=== EXTRACTED RECORDS ===
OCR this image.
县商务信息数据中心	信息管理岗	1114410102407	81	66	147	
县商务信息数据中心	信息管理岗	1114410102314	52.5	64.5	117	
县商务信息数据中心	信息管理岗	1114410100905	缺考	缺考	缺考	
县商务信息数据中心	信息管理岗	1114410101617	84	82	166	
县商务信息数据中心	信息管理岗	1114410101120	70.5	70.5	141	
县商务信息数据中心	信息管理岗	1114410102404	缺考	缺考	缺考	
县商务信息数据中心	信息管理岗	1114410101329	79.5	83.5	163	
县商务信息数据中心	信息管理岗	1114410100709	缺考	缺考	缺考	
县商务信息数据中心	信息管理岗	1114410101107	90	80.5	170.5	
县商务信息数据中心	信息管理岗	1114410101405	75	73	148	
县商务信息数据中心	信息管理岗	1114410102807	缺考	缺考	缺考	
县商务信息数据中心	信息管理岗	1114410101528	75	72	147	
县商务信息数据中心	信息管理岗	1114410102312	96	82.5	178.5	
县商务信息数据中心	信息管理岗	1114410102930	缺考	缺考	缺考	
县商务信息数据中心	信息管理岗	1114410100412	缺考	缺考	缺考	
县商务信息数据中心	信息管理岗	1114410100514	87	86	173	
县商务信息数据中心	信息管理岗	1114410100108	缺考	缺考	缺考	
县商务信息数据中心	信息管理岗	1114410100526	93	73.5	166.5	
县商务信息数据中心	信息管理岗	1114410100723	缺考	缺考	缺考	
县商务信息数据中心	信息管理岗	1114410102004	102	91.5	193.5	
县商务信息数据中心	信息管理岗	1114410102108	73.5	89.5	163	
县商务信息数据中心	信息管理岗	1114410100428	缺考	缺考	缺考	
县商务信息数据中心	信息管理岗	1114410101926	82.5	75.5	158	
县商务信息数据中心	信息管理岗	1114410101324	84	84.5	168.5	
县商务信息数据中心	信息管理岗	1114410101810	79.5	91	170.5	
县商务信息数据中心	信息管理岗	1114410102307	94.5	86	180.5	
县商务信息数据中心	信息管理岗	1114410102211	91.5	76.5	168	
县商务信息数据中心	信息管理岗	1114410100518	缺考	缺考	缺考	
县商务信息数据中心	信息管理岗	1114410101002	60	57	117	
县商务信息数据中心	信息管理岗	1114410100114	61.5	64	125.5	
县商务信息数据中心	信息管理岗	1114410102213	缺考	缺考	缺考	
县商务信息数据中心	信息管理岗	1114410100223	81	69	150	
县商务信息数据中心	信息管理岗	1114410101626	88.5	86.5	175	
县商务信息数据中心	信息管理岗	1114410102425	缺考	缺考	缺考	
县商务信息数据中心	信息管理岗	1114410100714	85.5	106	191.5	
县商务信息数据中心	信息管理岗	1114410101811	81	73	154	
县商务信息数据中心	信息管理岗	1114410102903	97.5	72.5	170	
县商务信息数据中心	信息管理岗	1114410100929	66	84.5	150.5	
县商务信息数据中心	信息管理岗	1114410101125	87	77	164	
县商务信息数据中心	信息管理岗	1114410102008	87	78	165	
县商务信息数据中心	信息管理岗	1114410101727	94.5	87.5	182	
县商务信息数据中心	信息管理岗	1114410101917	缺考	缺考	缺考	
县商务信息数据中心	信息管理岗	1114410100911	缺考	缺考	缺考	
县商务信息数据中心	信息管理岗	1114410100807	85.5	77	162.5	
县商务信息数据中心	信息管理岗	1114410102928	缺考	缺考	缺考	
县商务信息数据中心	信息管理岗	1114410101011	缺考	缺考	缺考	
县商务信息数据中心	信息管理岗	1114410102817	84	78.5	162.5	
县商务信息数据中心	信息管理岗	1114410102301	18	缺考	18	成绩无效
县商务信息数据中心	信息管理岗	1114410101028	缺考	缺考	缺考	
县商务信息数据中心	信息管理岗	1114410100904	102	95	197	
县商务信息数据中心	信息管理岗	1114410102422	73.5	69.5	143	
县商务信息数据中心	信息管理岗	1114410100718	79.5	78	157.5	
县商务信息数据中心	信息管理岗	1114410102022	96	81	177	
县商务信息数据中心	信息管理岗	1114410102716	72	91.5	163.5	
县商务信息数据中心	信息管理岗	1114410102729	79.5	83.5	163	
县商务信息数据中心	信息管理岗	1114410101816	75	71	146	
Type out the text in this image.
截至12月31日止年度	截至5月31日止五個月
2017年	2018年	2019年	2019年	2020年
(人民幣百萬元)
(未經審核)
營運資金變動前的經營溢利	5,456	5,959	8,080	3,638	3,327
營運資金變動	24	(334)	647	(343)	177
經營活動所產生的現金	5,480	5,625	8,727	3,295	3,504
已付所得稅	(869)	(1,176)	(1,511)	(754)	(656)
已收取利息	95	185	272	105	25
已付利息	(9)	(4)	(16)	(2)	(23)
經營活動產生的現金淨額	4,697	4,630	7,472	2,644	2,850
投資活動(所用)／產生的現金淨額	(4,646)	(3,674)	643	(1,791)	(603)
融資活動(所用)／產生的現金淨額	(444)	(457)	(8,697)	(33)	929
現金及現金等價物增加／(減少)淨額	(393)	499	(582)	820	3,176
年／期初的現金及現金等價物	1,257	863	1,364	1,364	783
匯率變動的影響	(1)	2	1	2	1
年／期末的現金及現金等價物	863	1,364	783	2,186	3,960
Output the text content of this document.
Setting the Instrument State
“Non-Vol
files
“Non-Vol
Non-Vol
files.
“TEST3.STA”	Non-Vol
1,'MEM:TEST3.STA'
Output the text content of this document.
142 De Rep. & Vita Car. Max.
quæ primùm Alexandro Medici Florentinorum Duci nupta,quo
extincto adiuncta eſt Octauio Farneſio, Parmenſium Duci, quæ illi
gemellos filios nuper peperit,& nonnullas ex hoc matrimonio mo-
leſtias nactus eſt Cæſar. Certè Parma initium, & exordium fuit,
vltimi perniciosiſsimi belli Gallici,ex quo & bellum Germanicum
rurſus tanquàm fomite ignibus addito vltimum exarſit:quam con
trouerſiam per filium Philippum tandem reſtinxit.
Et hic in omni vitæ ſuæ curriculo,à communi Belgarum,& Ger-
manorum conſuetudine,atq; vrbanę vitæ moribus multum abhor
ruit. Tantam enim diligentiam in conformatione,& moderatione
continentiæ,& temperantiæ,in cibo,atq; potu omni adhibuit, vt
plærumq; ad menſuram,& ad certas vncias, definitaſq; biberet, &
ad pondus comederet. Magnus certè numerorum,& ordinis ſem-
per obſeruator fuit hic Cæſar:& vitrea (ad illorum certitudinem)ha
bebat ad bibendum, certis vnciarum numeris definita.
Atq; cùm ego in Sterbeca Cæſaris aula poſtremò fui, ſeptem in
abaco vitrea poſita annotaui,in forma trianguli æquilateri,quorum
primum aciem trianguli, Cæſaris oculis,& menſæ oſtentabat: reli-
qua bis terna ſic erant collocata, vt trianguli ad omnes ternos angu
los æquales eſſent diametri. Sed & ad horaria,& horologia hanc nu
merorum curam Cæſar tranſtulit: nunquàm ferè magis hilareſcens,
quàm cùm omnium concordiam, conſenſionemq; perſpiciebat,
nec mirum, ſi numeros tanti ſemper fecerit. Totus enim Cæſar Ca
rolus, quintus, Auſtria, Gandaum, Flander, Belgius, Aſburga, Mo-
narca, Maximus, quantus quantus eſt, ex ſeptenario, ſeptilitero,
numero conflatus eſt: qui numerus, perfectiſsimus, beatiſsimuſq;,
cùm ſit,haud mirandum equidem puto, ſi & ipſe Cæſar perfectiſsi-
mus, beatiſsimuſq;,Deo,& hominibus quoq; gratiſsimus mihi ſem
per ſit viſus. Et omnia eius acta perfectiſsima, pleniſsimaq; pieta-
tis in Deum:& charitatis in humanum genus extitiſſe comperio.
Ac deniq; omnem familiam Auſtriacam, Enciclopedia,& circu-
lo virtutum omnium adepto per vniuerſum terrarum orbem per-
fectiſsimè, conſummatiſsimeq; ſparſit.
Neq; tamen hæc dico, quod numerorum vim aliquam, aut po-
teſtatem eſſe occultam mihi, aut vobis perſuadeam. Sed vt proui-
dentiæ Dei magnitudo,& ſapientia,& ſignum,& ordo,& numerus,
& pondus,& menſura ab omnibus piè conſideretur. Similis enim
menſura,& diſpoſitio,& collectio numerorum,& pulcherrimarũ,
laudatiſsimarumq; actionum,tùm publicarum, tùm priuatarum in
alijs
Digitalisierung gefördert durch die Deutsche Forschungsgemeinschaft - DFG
===
INSTRUCTION:
Every line that holds the string "image" should be returned.

RESPONSE FOR THIS EXERCISE:
OCR this image.
Type out the text in this image.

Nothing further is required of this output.